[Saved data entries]
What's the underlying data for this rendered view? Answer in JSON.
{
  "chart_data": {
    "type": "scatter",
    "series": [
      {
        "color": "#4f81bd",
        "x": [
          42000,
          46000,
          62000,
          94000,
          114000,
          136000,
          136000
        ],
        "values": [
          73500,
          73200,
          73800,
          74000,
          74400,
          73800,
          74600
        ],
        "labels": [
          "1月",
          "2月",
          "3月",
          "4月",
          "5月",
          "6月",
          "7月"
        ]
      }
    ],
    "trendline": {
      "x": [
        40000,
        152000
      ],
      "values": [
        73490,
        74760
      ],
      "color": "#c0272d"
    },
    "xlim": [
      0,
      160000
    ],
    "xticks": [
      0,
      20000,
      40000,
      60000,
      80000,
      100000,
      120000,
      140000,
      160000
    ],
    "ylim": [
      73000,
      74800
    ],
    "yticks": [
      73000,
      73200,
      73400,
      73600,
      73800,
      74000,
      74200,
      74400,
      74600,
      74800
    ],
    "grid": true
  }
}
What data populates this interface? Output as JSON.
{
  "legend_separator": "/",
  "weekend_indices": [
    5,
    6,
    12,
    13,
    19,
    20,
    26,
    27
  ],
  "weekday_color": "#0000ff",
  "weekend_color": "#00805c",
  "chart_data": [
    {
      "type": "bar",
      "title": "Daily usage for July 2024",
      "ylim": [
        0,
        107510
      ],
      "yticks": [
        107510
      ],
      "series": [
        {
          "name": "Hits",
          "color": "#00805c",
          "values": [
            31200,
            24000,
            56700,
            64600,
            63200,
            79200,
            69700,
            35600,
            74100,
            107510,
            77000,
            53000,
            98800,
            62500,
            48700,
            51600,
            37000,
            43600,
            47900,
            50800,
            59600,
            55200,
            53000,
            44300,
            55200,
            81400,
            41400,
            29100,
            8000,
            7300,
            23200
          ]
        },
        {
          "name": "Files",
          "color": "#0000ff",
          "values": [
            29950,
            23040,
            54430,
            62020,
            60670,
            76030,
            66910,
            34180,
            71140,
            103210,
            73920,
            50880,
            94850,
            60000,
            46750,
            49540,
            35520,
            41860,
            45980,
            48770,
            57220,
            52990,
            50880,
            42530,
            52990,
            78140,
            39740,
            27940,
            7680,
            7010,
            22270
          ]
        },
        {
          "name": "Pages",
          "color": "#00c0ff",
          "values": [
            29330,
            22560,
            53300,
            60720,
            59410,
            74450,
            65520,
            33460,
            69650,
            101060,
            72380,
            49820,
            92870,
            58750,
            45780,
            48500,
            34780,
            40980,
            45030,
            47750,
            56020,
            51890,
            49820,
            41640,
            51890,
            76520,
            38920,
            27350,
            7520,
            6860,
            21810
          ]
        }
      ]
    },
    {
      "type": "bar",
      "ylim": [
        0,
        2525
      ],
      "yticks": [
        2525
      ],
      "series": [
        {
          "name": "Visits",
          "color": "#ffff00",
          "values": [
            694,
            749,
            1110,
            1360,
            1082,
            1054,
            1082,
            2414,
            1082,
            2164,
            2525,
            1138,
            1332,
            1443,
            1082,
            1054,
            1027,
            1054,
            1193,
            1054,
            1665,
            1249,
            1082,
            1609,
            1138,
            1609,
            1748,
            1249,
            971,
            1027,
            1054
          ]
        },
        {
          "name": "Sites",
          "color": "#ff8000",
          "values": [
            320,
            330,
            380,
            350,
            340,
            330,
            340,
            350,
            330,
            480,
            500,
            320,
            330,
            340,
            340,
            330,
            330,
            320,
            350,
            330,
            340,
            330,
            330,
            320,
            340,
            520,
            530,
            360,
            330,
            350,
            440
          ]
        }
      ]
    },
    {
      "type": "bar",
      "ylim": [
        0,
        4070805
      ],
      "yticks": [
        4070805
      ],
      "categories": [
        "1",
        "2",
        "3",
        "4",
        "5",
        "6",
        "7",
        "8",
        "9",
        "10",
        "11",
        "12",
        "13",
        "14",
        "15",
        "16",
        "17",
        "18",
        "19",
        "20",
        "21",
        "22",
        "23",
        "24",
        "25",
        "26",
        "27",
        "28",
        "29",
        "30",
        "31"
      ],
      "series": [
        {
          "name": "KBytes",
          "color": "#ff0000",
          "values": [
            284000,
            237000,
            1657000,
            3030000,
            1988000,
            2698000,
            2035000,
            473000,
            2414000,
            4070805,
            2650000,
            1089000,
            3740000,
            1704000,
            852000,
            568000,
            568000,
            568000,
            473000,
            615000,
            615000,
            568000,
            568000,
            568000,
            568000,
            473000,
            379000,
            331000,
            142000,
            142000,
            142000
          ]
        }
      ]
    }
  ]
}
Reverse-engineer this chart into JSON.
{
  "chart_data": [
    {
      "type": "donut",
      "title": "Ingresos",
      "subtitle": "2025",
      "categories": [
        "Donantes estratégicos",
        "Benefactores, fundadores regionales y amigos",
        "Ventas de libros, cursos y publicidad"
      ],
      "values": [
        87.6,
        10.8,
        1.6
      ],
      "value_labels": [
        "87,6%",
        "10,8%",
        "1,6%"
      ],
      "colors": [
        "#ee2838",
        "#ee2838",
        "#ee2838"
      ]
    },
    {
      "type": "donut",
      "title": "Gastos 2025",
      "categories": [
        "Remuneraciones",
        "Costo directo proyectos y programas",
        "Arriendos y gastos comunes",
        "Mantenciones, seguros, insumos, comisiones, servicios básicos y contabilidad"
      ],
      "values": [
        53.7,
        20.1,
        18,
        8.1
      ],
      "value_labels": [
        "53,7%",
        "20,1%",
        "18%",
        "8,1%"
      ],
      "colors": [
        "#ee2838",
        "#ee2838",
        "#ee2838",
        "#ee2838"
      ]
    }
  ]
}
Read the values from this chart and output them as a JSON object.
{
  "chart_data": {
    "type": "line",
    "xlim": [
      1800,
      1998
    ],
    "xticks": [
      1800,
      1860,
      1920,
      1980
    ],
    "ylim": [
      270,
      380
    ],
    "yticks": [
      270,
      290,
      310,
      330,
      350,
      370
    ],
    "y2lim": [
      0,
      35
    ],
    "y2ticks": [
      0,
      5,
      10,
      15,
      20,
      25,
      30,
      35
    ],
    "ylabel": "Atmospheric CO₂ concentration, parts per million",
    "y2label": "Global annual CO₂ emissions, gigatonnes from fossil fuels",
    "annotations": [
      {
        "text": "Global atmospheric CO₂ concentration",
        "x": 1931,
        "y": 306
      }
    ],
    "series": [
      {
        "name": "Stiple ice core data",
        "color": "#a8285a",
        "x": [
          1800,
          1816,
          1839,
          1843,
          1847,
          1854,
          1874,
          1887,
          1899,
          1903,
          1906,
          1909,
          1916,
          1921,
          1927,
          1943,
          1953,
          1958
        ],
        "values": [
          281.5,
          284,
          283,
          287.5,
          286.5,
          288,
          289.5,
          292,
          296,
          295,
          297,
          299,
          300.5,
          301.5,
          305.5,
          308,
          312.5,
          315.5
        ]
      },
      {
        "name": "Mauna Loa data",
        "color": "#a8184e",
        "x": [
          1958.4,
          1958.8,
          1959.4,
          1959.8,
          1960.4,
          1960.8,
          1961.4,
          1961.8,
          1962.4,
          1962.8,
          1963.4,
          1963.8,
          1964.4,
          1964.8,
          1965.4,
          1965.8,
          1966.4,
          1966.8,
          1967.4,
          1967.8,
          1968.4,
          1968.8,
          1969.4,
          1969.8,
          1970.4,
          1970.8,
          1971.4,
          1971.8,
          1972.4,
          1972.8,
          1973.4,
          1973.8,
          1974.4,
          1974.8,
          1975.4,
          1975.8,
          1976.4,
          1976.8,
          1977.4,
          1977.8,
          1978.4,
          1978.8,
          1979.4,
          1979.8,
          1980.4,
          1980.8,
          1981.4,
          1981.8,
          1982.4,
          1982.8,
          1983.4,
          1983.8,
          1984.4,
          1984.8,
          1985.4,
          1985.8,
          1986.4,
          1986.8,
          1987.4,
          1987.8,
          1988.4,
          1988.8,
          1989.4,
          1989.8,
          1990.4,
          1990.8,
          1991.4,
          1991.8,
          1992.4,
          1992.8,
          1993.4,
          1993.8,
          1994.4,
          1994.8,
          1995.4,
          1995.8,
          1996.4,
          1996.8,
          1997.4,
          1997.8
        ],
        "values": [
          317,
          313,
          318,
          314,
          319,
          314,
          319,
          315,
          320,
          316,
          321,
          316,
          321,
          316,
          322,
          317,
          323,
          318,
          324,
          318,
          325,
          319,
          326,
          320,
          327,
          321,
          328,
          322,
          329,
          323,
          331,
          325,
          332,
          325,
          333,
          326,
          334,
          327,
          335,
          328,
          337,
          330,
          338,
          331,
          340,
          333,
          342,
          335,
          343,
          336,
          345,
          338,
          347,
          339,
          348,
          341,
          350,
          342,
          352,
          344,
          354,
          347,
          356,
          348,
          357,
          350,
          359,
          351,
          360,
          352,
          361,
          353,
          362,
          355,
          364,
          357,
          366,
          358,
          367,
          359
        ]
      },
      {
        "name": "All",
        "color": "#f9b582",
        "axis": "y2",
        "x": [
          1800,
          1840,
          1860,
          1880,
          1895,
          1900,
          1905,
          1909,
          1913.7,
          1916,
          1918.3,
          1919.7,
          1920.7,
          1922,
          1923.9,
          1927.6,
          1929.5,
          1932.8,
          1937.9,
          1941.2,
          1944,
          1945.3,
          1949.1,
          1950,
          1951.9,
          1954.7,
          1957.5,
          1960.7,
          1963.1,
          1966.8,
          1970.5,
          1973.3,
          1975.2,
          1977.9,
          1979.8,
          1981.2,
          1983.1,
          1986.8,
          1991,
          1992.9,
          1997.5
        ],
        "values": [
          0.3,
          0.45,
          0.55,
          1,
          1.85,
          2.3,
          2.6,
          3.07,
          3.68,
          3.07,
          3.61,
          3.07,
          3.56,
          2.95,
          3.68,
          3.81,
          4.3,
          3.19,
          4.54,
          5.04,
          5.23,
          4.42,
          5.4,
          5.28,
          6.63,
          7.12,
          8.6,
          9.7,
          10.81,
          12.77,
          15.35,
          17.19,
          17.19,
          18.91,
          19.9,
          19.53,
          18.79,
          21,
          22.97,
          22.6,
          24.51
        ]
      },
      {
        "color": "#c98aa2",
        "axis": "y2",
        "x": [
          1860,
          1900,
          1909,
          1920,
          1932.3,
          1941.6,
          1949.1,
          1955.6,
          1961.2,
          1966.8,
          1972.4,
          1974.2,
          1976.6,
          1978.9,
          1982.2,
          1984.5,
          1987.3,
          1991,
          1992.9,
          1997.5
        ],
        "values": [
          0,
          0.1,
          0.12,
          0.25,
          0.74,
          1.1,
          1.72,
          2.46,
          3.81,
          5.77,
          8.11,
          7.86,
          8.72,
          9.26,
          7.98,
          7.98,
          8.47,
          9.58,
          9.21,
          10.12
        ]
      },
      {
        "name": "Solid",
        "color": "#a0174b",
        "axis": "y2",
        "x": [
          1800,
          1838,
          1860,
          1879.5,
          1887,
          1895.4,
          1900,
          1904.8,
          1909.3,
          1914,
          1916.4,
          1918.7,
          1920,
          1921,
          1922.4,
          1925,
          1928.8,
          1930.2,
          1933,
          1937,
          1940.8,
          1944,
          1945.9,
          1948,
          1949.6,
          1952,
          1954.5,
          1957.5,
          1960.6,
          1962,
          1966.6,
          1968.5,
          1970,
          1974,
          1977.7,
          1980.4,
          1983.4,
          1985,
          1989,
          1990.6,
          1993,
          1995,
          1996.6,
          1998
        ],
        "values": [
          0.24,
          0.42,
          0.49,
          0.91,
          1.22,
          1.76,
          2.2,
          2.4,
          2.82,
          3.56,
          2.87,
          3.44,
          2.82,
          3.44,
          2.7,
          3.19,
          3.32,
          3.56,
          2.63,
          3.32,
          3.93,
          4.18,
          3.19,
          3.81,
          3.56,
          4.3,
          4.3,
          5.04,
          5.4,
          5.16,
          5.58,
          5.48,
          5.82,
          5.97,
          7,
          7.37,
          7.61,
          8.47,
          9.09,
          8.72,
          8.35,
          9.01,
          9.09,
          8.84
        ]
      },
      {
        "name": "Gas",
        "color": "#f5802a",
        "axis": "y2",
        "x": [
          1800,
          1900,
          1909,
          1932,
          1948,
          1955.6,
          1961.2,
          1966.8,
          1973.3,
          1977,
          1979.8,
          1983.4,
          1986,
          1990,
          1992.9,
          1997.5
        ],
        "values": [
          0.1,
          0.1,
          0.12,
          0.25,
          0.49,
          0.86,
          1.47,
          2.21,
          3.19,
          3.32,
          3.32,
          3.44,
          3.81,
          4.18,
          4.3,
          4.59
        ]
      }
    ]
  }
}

→ **Given exercise**
Give the number of lines in the records that contain the string "concentration", and nothing besides.

→ **Solution to the problem**
2